■ **INFORMATION SUPPLIED**:
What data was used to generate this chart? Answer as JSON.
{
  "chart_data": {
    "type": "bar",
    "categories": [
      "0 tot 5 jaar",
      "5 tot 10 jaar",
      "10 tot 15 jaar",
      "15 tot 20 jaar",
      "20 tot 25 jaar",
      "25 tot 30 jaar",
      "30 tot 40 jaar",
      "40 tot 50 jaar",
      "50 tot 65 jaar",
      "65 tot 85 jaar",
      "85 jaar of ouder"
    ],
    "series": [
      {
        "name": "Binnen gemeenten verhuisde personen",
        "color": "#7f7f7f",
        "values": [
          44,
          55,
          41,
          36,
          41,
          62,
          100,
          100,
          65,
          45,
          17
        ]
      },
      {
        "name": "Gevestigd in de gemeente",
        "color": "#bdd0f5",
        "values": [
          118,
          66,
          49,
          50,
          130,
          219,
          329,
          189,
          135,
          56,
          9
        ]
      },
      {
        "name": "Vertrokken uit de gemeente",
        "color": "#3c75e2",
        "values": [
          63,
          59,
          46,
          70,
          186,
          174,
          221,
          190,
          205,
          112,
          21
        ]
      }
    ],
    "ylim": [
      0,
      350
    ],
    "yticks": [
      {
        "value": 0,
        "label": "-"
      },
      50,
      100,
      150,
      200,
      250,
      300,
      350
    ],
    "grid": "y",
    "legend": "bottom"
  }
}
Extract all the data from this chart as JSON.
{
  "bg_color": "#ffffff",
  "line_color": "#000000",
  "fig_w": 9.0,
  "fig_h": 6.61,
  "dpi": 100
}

■ **WHAT THIS TASK INVOLVES**: Give back, exactly as written, the lines from the one with "Extract all the data from this chart as JSON." to the last line.

■ **COMPLETE RESPONSE**:
Extract all the data from this chart as JSON.
{
  "bg_color": "#ffffff",
  "line_color": "#000000",
  "fig_w": 9.0,
  "fig_h": 6.61,
  "dpi": 100
}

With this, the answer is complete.